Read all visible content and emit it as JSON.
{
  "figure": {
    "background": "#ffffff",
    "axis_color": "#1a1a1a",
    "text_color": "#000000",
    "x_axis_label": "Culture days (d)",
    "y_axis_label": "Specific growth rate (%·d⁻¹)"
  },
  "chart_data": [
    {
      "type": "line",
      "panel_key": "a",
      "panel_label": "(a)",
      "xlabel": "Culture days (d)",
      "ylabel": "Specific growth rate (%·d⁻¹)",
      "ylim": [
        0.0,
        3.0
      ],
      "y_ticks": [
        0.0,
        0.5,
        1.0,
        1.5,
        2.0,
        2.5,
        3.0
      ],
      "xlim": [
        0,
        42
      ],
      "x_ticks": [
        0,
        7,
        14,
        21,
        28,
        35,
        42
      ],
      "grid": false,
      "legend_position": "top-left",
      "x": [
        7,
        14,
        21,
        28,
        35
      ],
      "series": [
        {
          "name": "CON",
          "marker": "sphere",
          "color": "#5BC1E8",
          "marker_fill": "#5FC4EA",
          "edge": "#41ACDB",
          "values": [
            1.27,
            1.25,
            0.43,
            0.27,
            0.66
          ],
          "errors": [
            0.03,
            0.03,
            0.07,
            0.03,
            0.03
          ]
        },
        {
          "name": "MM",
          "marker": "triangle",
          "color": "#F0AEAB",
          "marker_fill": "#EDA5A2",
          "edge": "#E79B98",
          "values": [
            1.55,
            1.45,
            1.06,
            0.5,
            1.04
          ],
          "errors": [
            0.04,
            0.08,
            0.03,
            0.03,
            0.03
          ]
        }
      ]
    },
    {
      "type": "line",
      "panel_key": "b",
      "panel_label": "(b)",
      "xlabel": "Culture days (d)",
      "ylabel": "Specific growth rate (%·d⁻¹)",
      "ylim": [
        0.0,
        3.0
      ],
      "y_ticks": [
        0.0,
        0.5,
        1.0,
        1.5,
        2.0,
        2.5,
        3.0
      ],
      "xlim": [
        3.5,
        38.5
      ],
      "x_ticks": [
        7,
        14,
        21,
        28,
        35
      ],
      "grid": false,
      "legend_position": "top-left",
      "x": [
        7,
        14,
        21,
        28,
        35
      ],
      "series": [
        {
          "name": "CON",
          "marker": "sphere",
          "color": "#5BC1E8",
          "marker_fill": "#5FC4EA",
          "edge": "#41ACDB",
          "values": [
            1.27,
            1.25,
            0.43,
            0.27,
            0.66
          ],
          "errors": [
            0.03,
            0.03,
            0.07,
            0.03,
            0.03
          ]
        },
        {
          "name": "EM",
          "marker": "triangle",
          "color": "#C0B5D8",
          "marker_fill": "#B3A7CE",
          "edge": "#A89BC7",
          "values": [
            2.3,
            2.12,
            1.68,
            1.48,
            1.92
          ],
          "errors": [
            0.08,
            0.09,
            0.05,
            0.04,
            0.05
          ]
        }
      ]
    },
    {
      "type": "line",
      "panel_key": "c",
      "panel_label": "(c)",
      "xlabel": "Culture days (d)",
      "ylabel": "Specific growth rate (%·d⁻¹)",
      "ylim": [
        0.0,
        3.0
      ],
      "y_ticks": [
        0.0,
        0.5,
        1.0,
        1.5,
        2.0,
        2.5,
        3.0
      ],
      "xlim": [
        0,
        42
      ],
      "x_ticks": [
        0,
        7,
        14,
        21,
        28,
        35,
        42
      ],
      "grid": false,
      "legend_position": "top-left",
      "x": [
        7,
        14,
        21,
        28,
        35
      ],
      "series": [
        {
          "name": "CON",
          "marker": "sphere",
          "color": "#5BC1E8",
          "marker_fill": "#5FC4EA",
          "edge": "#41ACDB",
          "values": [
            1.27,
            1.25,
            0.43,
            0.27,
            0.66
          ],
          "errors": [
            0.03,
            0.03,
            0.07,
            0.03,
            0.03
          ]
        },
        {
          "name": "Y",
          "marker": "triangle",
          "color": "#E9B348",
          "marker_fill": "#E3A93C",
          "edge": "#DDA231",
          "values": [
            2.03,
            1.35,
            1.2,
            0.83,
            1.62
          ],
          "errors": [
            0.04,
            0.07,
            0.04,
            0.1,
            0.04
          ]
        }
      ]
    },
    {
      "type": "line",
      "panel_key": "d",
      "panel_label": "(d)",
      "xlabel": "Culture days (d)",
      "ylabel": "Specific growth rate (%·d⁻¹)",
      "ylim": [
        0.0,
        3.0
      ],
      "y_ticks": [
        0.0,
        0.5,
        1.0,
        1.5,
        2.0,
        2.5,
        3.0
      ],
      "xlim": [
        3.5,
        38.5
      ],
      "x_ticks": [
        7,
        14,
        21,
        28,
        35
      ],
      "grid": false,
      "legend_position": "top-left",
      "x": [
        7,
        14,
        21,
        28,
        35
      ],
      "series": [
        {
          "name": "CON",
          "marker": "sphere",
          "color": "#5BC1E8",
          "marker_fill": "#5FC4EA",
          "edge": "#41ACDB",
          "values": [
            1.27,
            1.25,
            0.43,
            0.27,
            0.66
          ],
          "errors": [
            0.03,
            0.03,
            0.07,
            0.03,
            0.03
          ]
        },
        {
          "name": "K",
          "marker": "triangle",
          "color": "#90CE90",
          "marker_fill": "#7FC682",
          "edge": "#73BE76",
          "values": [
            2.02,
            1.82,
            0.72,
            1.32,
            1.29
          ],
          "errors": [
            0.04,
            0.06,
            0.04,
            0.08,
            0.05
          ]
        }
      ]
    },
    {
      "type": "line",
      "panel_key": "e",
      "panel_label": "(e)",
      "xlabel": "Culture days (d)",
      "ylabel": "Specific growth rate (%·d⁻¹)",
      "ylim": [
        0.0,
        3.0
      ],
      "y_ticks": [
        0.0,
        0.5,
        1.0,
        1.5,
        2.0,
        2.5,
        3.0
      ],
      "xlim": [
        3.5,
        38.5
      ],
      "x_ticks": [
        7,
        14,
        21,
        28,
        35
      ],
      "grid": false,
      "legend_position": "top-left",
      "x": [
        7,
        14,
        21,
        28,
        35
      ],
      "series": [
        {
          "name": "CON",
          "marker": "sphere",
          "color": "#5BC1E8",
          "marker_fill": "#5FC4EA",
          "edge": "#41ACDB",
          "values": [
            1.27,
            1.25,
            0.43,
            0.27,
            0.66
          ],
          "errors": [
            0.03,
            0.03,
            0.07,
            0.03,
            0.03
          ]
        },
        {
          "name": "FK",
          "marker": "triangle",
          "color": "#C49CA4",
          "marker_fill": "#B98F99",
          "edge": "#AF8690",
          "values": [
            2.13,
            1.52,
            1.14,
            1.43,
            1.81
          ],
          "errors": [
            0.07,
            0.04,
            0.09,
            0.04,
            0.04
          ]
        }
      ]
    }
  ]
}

= = = = = = =

PROBLEM TO WORK ON
From the preceding material, extract every line exactly.

PROBLEM SOLUTION
Read all visible content and emit it as JSON.
{
  "figure": {
    "background": "#ffffff",
    "axis_color": "#1a1a1a",
    "text_color": "#000000",
    "x_axis_label": "Culture days (d)",
    "y_axis_label": "Specific growth rate (%·d⁻¹)"
  },
  "chart_data": [
    {
      "type": "line",
      "panel_key": "a",
      "panel_label": "(a)",
      "xlabel": "Culture days (d)",
      "ylabel": "Specific growth rate (%·d⁻¹)",
      "ylim": [
        0.0,
        3.0
      ],
      "y_ticks": [
        0.0,
        0.5,
        1.0,
        1.5,
        2.0,
        2.5,
        3.0
      ],
      "xlim": [
        0,
        42
      ],
      "x_ticks": [
        0,
        7,
        14,
        21,
        28,
        35,
        42
      ],
      "grid": false,
      "legend_position": "top-left",
      "x": [
        7,
        14,
        21,
        28,
        35
      ],
      "series": [
        {
          "name": "CON",
          "marker": "sphere",
          "color": "#5BC1E8",
          "marker_fill": "#5FC4EA",
          "edge": "#41ACDB",
          "values": [
            1.27,
            1.25,
            0.43,
            0.27,
            0.66
          ],
          "errors": [
            0.03,
            0.03,
            0.07,
            0.03,
            0.03
          ]
        },
        {
          "name": "MM",
          "marker": "triangle",
          "color": "#F0AEAB",
          "marker_fill": "#EDA5A2",
          "edge": "#E79B98",
          "values": [
            1.55,
            1.45,
            1.06,
            0.5,
            1.04
          ],
          "errors": [
            0.04,
            0.08,
            0.03,
            0.03,
            0.03
          ]
        }
      ]
    },
    {
      "type": "line",
      "panel_key": "b",
      "panel_label": "(b)",
      "xlabel": "Culture days (d)",
      "ylabel": "Specific growth rate (%·d⁻¹)",
      "ylim": [
        0.0,
        3.0
      ],
      "y_ticks": [
        0.0,
        0.5,
        1.0,
        1.5,
        2.0,
        2.5,
        3.0
      ],
      "xlim": [
        3.5,
        38.5
      ],
      "x_ticks": [
        7,
        14,
        21,
        28,
        35
      ],
      "grid": false,
      "legend_position": "top-left",
      "x": [
        7,
        14,
        21,
        28,
        35
      ],
      "series": [
        {
          "name": "CON",
          "marker": "sphere",
          "color": "#5BC1E8",
          "marker_fill": "#5FC4EA",
          "edge": "#41ACDB",
          "values": [
            1.27,
            1.25,
            0.43,
            0.27,
            0.66
          ],
          "errors": [
            0.03,
            0.03,
            0.07,
            0.03,
            0.03
          ]
        },
        {
          "name": "EM",
          "marker": "triangle",
          "color": "#C0B5D8",
          "marker_fill": "#B3A7CE",
          "edge": "#A89BC7",
          "values": [
            2.3,
            2.12,
            1.68,
            1.48,
            1.92
          ],
          "errors": [
            0.08,
            0.09,
            0.05,
            0.04,
            0.05
          ]
        }
      ]
    },
    {
      "type": "line",
      "panel_key": "c",
      "panel_label": "(c)",
      "xlabel": "Culture days (d)",
      "ylabel": "Specific growth rate (%·d⁻¹)",
      "ylim": [
        0.0,
        3.0
      ],
      "y_ticks": [
        0.0,
        0.5,
        1.0,
        1.5,
        2.0,
        2.5,
        3.0
      ],
      "xlim": [
        0,
        42
      ],
      "x_ticks": [
        0,
        7,
        14,
        21,
        28,
        35,
        42
      ],
      "grid": false,
      "legend_position": "top-left",
      "x": [
        7,
        14,
        21,
        28,
        35
      ],
      "series": [
        {
          "name": "CON",
          "marker": "sphere",
          "color": "#5BC1E8",
          "marker_fill": "#5FC4EA",
          "edge": "#41ACDB",
          "values": [
            1.27,
            1.25,
            0.43,
            0.27,
            0.66
          ],
          "errors": [
            0.03,
            0.03,
            0.07,
            0.03,
            0.03
          ]
        },
        {
          "name": "Y",
          "marker": "triangle",
          "color": "#E9B348",
          "marker_fill": "#E3A93C",
          "edge": "#DDA231",
          "values": [
            2.03,
            1.35,
            1.2,
            0.83,
            1.62
          ],
          "errors": [
            0.04,
            0.07,
            0.04,
            0.1,
            0.04
          ]
        }
      ]
    },
    {
      "type": "line",
      "panel_key": "d",
      "panel_label": "(d)",
      "xlabel": "Culture days (d)",
      "ylabel": "Specific growth rate (%·d⁻¹)",
      "ylim": [
        0.0,
        3.0
      ],
      "y_ticks": [
        0.0,
        0.5,
        1.0,
        1.5,
        2.0,
        2.5,
        3.0
      ],
      "xlim": [
        3.5,
        38.5
      ],
      "x_ticks": [
        7,
        14,
        21,
        28,
        35
      ],
      "grid": false,
      "legend_position": "top-left",
      "x": [
        7,
        14,
        21,
        28,
        35
      ],
      "series": [
        {
          "name": "CON",
          "marker": "sphere",
          "color": "#5BC1E8",
          "marker_fill": "#5FC4EA",
          "edge": "#41ACDB",
          "values": [
            1.27,
            1.25,
            0.43,
            0.27,
            0.66
          ],
          "errors": [
            0.03,
            0.03,
            0.07,
            0.03,
            0.03
          ]
        },
        {
          "name": "K",
          "marker": "triangle",
          "color": "#90CE90",
          "marker_fill": "#7FC682",
          "edge": "#73BE76",
          "values": [
            2.02,
            1.82,
            0.72,
            1.32,
            1.29
          ],
          "errors": [
            0.04,
            0.06,
            0.04,
            0.08,
            0.05
          ]
        }
      ]
    },
    {
      "type": "line",
      "panel_key": "e",
      "panel_label": "(e)",
      "xlabel": "Culture days (d)",
      "ylabel": "Specific growth rate (%·d⁻¹)",
      "ylim": [
        0.0,
        3.0
      ],
      "y_ticks": [
        0.0,
        0.5,
        1.0,
        1.5,
        2.0,
        2.5,
        3.0
      ],
      "xlim": [
        3.5,
        38.5
      ],
      "x_ticks": [
        7,
        14,
        21,
        28,
        35
      ],
      "grid": false,
      "legend_position": "top-left",
      "x": [
        7,
        14,
        21,
        28,
        35
      ],
      "series": [
        {
          "name": "CON",
          "marker": "sphere",
          "color": "#5BC1E8",
          "marker_fill": "#5FC4EA",
          "edge": "#41ACDB",
          "values": [
            1.27,
            1.25,
            0.43,
            0.27,
            0.66
          ],
          "errors": [
            0.03,
            0.03,
            0.07,
            0.03,
            0.03
          ]
        },
        {
          "name": "FK",
          "marker": "triangle",
          "color": "#C49CA4",
          "marker_fill": "#B98F99",
          "edge": "#AF8690",
          "values": [
            2.13,
            1.52,
            1.14,
            1.43,
            1.81
          ],
          "errors": [
            0.07,
            0.04,
            0.09,
            0.04,
            0.04
          ]
        }
      ]
    }
  ]
}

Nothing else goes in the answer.